__Task to complete__
Count how many lines in this material contain "index". The answer is that number alone.

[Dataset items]
———

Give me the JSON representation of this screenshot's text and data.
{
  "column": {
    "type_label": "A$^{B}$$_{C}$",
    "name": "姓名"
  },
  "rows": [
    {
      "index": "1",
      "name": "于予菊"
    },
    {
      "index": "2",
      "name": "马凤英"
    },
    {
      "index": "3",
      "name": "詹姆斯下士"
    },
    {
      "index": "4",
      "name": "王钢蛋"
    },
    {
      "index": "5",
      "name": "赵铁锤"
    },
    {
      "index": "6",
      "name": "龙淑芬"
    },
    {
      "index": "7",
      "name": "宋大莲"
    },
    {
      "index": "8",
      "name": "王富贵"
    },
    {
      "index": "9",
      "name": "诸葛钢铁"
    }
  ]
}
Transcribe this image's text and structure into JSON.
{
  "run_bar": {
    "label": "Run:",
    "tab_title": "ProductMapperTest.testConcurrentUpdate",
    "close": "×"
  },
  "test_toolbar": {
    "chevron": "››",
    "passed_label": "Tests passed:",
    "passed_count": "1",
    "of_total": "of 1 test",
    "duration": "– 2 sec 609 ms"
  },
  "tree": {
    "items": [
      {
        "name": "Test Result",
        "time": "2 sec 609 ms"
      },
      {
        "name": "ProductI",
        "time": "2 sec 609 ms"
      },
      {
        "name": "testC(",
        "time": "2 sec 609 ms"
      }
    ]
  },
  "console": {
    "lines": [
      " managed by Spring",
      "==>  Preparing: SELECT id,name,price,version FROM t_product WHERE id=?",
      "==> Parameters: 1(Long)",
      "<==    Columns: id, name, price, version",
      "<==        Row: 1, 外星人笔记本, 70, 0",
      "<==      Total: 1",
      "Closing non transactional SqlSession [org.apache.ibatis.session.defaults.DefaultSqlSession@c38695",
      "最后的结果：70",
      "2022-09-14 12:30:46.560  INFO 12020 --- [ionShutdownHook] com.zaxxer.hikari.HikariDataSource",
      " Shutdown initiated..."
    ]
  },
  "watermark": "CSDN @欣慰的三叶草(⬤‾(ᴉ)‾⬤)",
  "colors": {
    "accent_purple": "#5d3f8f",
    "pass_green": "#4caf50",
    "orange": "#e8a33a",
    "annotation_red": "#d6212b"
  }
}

———

__Task output__
9